- Data provided
__________
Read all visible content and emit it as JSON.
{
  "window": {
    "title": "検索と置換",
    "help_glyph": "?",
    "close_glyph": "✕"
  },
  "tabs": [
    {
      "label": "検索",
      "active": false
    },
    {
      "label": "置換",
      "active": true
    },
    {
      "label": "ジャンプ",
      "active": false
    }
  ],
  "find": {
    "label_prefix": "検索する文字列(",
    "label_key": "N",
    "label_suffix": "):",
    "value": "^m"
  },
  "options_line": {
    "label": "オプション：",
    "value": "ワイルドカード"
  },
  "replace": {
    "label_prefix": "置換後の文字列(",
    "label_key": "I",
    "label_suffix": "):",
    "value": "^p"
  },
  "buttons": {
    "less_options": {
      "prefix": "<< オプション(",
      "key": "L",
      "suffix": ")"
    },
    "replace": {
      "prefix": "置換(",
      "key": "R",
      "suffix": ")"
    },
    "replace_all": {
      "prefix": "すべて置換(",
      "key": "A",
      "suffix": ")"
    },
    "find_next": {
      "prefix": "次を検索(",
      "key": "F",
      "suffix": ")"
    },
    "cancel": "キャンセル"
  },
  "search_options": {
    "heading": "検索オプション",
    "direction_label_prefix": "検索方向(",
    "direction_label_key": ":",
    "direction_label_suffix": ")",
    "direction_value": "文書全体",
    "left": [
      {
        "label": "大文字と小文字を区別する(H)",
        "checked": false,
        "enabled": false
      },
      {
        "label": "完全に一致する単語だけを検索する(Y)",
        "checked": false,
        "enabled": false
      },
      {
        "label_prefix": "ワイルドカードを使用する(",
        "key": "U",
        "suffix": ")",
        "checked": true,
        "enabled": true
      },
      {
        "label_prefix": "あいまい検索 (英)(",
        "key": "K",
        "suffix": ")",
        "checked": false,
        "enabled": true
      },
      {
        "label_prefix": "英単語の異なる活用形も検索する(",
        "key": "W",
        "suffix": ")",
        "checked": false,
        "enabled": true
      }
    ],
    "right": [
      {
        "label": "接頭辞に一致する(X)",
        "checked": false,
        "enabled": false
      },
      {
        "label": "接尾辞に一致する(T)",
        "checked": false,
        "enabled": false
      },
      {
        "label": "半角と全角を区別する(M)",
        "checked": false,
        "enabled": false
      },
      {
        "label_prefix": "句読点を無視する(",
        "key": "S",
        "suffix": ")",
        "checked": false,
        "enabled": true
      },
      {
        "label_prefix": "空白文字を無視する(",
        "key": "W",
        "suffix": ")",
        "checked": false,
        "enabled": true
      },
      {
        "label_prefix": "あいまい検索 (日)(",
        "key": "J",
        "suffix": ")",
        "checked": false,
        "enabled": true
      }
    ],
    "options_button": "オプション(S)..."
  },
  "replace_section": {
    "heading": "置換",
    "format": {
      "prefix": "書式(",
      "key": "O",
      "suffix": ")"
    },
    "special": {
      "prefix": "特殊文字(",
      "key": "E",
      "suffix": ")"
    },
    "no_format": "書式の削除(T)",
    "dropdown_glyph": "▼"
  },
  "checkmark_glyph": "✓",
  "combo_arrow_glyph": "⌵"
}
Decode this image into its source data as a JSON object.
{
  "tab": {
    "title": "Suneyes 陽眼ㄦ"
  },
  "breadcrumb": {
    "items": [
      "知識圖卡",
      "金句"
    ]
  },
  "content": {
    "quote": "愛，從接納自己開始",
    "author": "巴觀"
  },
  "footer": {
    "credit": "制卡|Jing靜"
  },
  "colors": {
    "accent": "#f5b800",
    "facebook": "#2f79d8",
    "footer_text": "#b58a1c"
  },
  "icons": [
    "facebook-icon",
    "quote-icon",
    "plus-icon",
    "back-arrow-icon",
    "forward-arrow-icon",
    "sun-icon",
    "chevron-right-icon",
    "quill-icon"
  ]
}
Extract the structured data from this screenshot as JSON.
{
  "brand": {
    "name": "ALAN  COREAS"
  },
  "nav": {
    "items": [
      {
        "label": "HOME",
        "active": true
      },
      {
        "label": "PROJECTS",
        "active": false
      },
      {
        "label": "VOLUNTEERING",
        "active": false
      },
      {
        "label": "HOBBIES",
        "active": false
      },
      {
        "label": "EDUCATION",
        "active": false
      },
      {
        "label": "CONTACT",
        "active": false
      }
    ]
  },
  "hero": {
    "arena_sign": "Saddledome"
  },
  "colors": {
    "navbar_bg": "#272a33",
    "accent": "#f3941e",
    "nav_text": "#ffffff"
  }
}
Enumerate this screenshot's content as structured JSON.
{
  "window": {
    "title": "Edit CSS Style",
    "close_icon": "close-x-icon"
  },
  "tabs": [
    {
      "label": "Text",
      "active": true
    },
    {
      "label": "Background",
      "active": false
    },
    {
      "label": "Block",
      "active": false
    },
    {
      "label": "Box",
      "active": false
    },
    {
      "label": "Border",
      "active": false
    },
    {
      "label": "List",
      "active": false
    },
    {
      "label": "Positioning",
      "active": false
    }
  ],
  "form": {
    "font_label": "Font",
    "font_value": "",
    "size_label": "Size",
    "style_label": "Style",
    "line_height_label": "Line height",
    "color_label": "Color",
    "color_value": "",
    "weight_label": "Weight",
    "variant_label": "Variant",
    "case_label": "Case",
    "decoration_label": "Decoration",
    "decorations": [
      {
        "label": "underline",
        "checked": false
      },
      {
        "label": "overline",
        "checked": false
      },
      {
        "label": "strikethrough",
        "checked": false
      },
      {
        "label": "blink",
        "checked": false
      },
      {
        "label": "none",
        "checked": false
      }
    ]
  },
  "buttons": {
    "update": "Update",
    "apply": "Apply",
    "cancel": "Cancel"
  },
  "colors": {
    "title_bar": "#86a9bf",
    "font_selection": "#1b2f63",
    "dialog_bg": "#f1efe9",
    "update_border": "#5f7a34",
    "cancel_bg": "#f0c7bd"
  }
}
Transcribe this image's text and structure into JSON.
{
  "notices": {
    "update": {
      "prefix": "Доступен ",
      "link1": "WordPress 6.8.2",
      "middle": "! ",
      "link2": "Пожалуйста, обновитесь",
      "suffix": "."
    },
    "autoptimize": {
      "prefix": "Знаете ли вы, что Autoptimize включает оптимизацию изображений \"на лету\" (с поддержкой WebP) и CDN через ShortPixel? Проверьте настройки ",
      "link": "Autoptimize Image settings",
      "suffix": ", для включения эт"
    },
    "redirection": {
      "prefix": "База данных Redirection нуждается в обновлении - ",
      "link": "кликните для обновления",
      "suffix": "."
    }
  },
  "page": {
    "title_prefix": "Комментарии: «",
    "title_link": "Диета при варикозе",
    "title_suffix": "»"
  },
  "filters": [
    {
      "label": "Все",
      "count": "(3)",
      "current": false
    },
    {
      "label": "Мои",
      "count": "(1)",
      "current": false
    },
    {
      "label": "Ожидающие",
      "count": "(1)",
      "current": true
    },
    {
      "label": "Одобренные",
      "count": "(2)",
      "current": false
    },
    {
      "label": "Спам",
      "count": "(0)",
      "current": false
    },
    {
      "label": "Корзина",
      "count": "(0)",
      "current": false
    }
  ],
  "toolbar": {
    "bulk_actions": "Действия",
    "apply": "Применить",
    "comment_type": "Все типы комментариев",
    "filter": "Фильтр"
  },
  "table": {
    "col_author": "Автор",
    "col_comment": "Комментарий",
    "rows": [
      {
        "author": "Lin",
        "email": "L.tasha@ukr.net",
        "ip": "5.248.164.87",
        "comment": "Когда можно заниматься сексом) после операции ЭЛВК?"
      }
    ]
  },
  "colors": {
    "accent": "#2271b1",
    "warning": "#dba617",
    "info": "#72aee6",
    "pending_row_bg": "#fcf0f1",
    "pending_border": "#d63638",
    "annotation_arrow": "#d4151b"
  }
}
__________
- Problem requirements
Quote every entry exactly.

- Exercise solution
Read all visible content and emit it as JSON.
{
  "window": {
    "title": "検索と置換",
    "help_glyph": "?",
    "close_glyph": "✕"
  },
  "tabs": [
    {
      "label": "検索",
      "active": false
    },
    {
      "label": "置換",
      "active": true
    },
    {
      "label": "ジャンプ",
      "active": false
    }
  ],
  "find": {
    "label_prefix": "検索する文字列(",
    "label_key": "N",
    "label_suffix": "):",
    "value": "^m"
  },
  "options_line": {
    "label": "オプション：",
    "value": "ワイルドカード"
  },
  "replace": {
    "label_prefix": "置換後の文字列(",
    "label_key": "I",
    "label_suffix": "):",
    "value": "^p"
  },
  "buttons": {
    "less_options": {
      "prefix": "<< オプション(",
      "key": "L",
      "suffix": ")"
    },
    "replace": {
      "prefix": "置換(",
      "key": "R",
      "suffix": ")"
    },
    "replace_all": {
      "prefix": "すべて置換(",
      "key": "A",
      "suffix": ")"
    },
    "find_next": {
      "prefix": "次を検索(",
      "key": "F",
      "suffix": ")"
    },
    "cancel": "キャンセル"
  },
  "search_options": {
    "heading": "検索オプション",
    "direction_label_prefix": "検索方向(",
    "direction_label_key": ":",
    "direction_label_suffix": ")",
    "direction_value": "文書全体",
    "left": [
      {
        "label": "大文字と小文字を区別する(H)",
        "checked": false,
        "enabled": false
      },
      {
        "label": "完全に一致する単語だけを検索する(Y)",
        "checked": false,
        "enabled": false
      },
      {
        "label_prefix": "ワイルドカードを使用する(",
        "key": "U",
        "suffix": ")",
        "checked": true,
        "enabled": true
      },
      {
        "label_prefix": "あいまい検索 (英)(",
        "key": "K",
        "suffix": ")",
        "checked": false,
        "enabled": true
      },
      {
        "label_prefix": "英単語の異なる活用形も検索する(",
        "key": "W",
        "suffix": ")",
        "checked": false,
        "enabled": true
      }
    ],
    "right": [
      {
        "label": "接頭辞に一致する(X)",
        "checked": false,
        "enabled": false
      },
      {
        "label": "接尾辞に一致する(T)",
        "checked": false,
        "enabled": false
      },
      {
        "label": "半角と全角を区別する(M)",
        "checked": false,
        "enabled": false
      },
      {
        "label_prefix": "句読点を無視する(",
        "key": "S",
        "suffix": ")",
        "checked": false,
        "enabled": true
      },
      {
        "label_prefix": "空白文字を無視する(",
        "key": "W",
        "suffix": ")",
        "checked": false,
        "enabled": true
      },
      {
        "label_prefix": "あいまい検索 (日)(",
        "key": "J",
        "suffix": ")",
        "checked": false,
        "enabled": true
      }
    ],
    "options_button": "オプション(S)..."
  },
  "replace_section": {
    "heading": "置換",
    "format": {
      "prefix": "書式(",
      "key": "O",
      "suffix": ")"
    },
    "special": {
      "prefix": "特殊文字(",
      "key": "E",
      "suffix": ")"
    },
    "no_format": "書式の削除(T)",
    "dropdown_glyph": "▼"
  },
  "checkmark_glyph": "✓",
  "combo_arrow_glyph": "⌵"
}
Decode this image into its source data as a JSON object.
{
  "tab": {
    "title": "Suneyes 陽眼ㄦ"
  },
  "breadcrumb": {
    "items": [
      "知識圖卡",
      "金句"
    ]
  },
  "content": {
    "quote": "愛，從接納自己開始",
    "author": "巴觀"
  },
  "footer": {
    "credit": "制卡|Jing靜"
  },
  "colors": {
    "accent": "#f5b800",
    "facebook": "#2f79d8",
    "footer_text": "#b58a1c"
  },
  "icons": [
    "facebook-icon",
    "quote-icon",
    "plus-icon",
    "back-arrow-icon",
    "forward-arrow-icon",
    "sun-icon",
    "chevron-right-icon",
    "quill-icon"
  ]
}
Extract the structured data from this screenshot as JSON.
{
  "brand": {
    "name": "ALAN  COREAS"
  },
  "nav": {
    "items": [
      {
        "label": "HOME",
        "active": true
      },
      {
        "label": "PROJECTS",
        "active": false
      },
      {
        "label": "VOLUNTEERING",
        "active": false
      },
      {
        "label": "HOBBIES",
        "active": false
      },
      {
        "label": "EDUCATION",
        "active": false
      },
      {
        "label": "CONTACT",
        "active": false
      }
    ]
  },
  "hero": {
    "arena_sign": "Saddledome"
  },
  "colors": {
    "navbar_bg": "#272a33",
    "accent": "#f3941e",
    "nav_text": "#ffffff"
  }
}
Enumerate this screenshot's content as structured JSON.
{
  "window": {
    "title": "Edit CSS Style",
    "close_icon": "close-x-icon"
  },
  "tabs": [
    {
      "label": "Text",
      "active": true
    },
    {
      "label": "Background",
      "active": false
    },
    {
      "label": "Block",
      "active": false
    },
    {
      "label": "Box",
      "active": false
    },
    {
      "label": "Border",
      "active": false
    },
    {
      "label": "List",
      "active": false
    },
    {
      "label": "Positioning",
      "active": false
    }
  ],
  "form": {
    "font_label": "Font",
    "font_value": "",
    "size_label": "Size",
    "style_label": "Style",
    "line_height_label": "Line height",
    "color_label": "Color",
    "color_value": "",
    "weight_label": "Weight",
    "variant_label": "Variant",
    "case_label": "Case",
    "decoration_label": "Decoration",
    "decorations": [
      {
        "label": "underline",
        "checked": false
      },
      {
        "label": "overline",
        "checked": false
      },
      {
        "label": "strikethrough",
        "checked": false
      },
      {
        "label": "blink",
        "checked": false
      },
      {
        "label": "none",
        "checked": false
      }
    ]
  },
  "buttons": {
    "update": "Update",
    "apply": "Apply",
    "cancel": "Cancel"
  },
  "colors": {
    "title_bar": "#86a9bf",
    "font_selection": "#1b2f63",
    "dialog_bg": "#f1efe9",
    "update_border": "#5f7a34",
    "cancel_bg": "#f0c7bd"
  }
}
Transcribe this image's text and structure into JSON.
{
  "notices": {
    "update": {
      "prefix": "Доступен ",
      "link1": "WordPress 6.8.2",
      "middle": "! ",
      "link2": "Пожалуйста, обновитесь",
      "suffix": "."
    },
    "autoptimize": {
      "prefix": "Знаете ли вы, что Autoptimize включает оптимизацию изображений \"на лету\" (с поддержкой WebP) и CDN через ShortPixel? Проверьте настройки ",
      "link": "Autoptimize Image settings",
      "suffix": ", для включения эт"
    },
    "redirection": {
      "prefix": "База данных Redirection нуждается в обновлении - ",
      "link": "кликните для обновления",
      "suffix": "."
    }
  },
  "page": {
    "title_prefix": "Комментарии: «",
    "title_link": "Диета при варикозе",
    "title_suffix": "»"
  },
  "filters": [
    {
      "label": "Все",
      "count": "(3)",
      "current": false
    },
    {
      "label": "Мои",
      "count": "(1)",
      "current": false
    },
    {
      "label": "Ожидающие",
      "count": "(1)",
      "current": true
    },
    {
      "label": "Одобренные",
      "count": "(2)",
      "current": false
    },
    {
      "label": "Спам",
      "count": "(0)",
      "current": false
    },
    {
      "label": "Корзина",
      "count": "(0)",
      "current": false
    }
  ],
  "toolbar": {
    "bulk_actions": "Действия",
    "apply": "Применить",
    "comment_type": "Все типы комментариев",
    "filter": "Фильтр"
  },
  "table": {
    "col_author": "Автор",
    "col_comment": "Комментарий",
    "rows": [
      {
        "author": "Lin",
        "email": "L.tasha@ukr.net",
        "ip": "5.248.164.87",
        "comment": "Когда можно заниматься сексом) после операции ЭЛВК?"
      }
    ]
  },
  "colors": {
    "accent": "#2271b1",
    "warning": "#dba617",
    "info": "#72aee6",
    "pending_row_bg": "#fcf0f1",
    "pending_border": "#d63638",
    "annotation_arrow": "#d4151b"
  }
}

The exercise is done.